— Goal —
Give the listing again exactly, omitting its images.

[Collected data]
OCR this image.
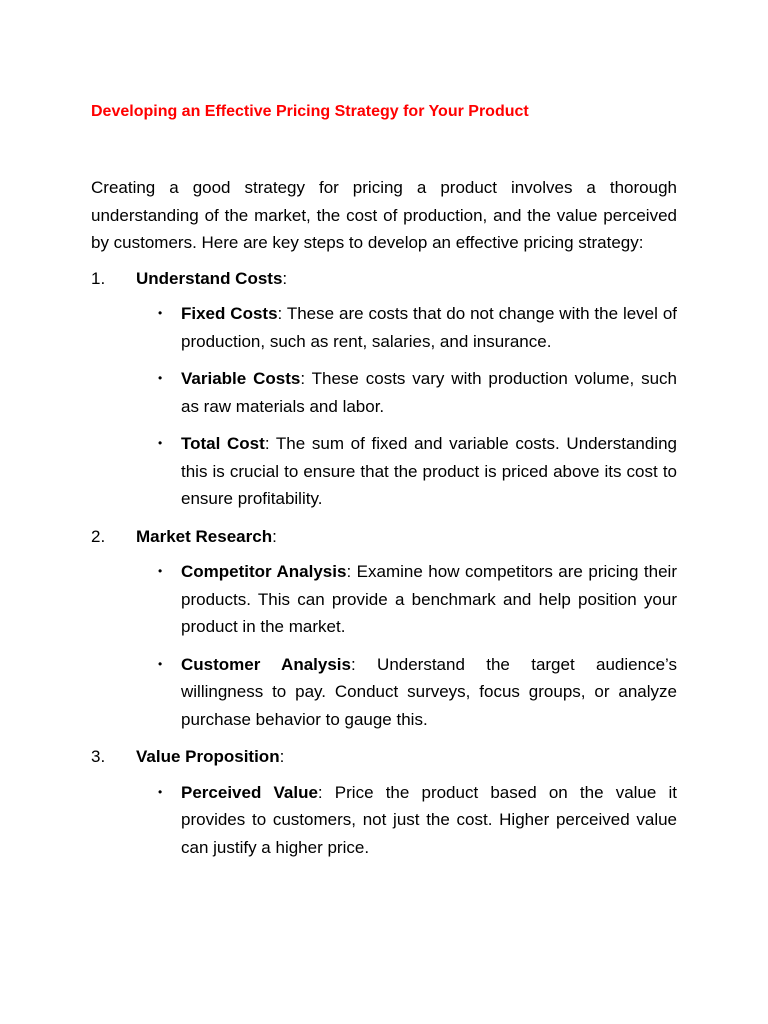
Developing an Effective Pricing Strategy for Your Product

Creating a good strategy for pricing a product involves a thorough understanding of the market, the cost of production, and the value perceived by customers. Here are key steps to develop an effective pricing strategy:

1. Understand Costs:
• Fixed Costs: These are costs that do not change with the level of production, such as rent, salaries, and insurance.
• Variable Costs: These costs vary with production volume, such as raw materials and labor.
• Total Cost: The sum of fixed and variable costs. Understanding this is crucial to ensure that the product is priced above its cost to ensure profitability.
2. Market Research:
• Competitor Analysis: Examine how competitors are pricing their products. This can provide a benchmark and help position your product in the market.
• Customer Analysis: Understand the target audience’s willingness to pay. Conduct surveys, focus groups, or analyze purchase behavior to gauge this.
3. Value Proposition:
• Perceived Value: Price the product based on the value it provides to customers, not just the cost. Higher perceived value can justify a higher price.
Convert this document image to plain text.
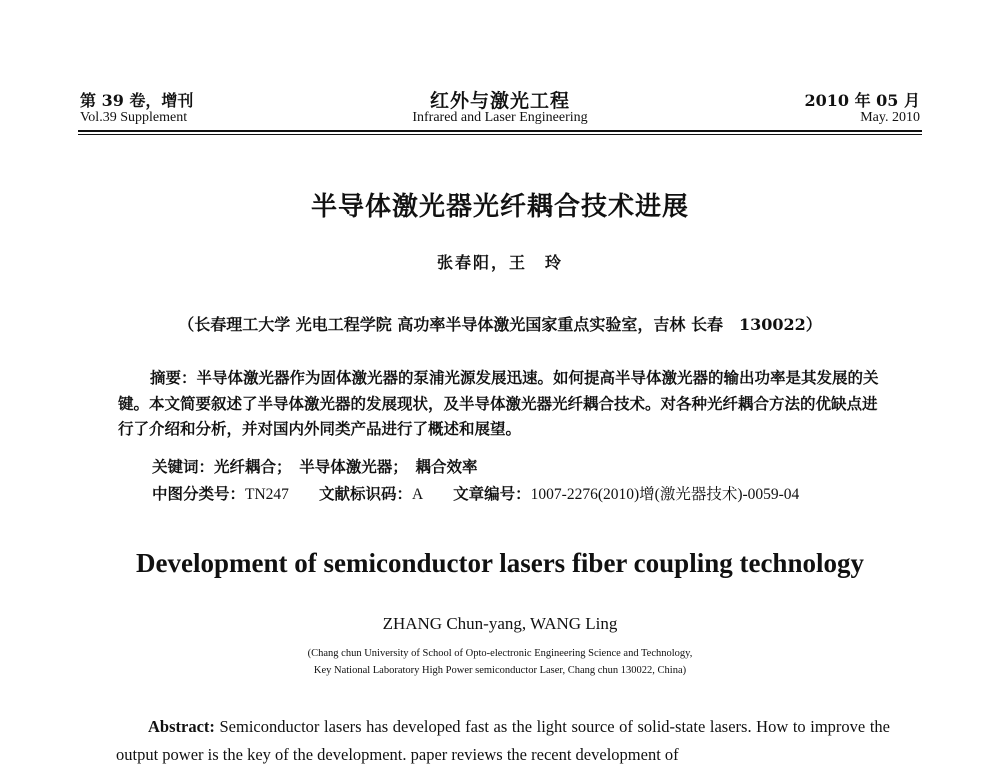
第 39 卷，增刊
Vol.39 Supplement
红外与激光工程
Infrared and Laser Engineering
2010 年 05 月
May. 2010
半导体激光器光纤耦合技术进展
张春阳，王　玲
（长春理工大学 光电工程学院 高功率半导体激光国家重点实验室，吉林 长春　130022）
摘要：半导体激光器作为固体激光器的泵浦光源发展迅速。如何提高半导体激光器的输出功率是其发展的关键。本文简要叙述了半导体激光器的发展现状，及半导体激光器光纤耦合技术。对各种光纤耦合方法的优缺点进行了介绍和分析，并对国内外同类产品进行了概述和展望。
关键词：光纤耦合；　半导体激光器；　耦合效率
中图分类号：TN247 文献标识码：A 文章编号：1007-2276(2010)增(激光器技术)-0059-04
Development of semiconductor lasers fiber coupling technology
ZHANG Chun-yang, WANG Ling
(Chang chun University of School of Opto-electronic Engineering Science and Technology,
Key National Laboratory High Power semiconductor Laser, Chang chun 130022, China)
Abstract: Semiconductor lasers has developed fast as the light source of solid-state lasers. How to improve the output power is the key of the development. paper reviews the recent development of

— Result of this task —
OCR this image.
Developing an Effective Pricing Strategy for Your Product

Creating a good strategy for pricing a product involves a thorough understanding of the market, the cost of production, and the value perceived by customers. Here are key steps to develop an effective pricing strategy:

1. Understand Costs:
• Fixed Costs: These are costs that do not change with the level of production, such as rent, salaries, and insurance.
• Variable Costs: These costs vary with production volume, such as raw materials and labor.
• Total Cost: The sum of fixed and variable costs. Understanding this is crucial to ensure that the product is priced above its cost to ensure profitability.
2. Market Research:
• Competitor Analysis: Examine how competitors are pricing their products. This can provide a benchmark and help position your product in the market.
• Customer Analysis: Understand the target audience’s willingness to pay. Conduct surveys, focus groups, or analyze purchase behavior to gauge this.
3. Value Proposition:
• Perceived Value: Price the product based on the value it provides to customers, not just the cost. Higher perceived value can justify a higher price.
Convert this document image to plain text.
第 39 卷，增刊
Vol.39 Supplement
红外与激光工程
Infrared and Laser Engineering
2010 年 05 月
May. 2010
半导体激光器光纤耦合技术进展
张春阳，王　玲
（长春理工大学 光电工程学院 高功率半导体激光国家重点实验室，吉林 长春　130022）
摘要：半导体激光器作为固体激光器的泵浦光源发展迅速。如何提高半导体激光器的输出功率是其发展的关键。本文简要叙述了半导体激光器的发展现状，及半导体激光器光纤耦合技术。对各种光纤耦合方法的优缺点进行了介绍和分析，并对国内外同类产品进行了概述和展望。
关键词：光纤耦合；　半导体激光器；　耦合效率
中图分类号：TN247 文献标识码：A 文章编号：1007-2276(2010)增(激光器技术)-0059-04
Development of semiconductor lasers fiber coupling technology
ZHANG Chun-yang, WANG Ling
(Chang chun University of School of Opto-electronic Engineering Science and Technology,
Key National Laboratory High Power semiconductor Laser, Chang chun 130022, China)
Abstract: Semiconductor lasers has developed fast as the light source of solid-state lasers. How to improve the output power is the key of the development. paper reviews the recent development of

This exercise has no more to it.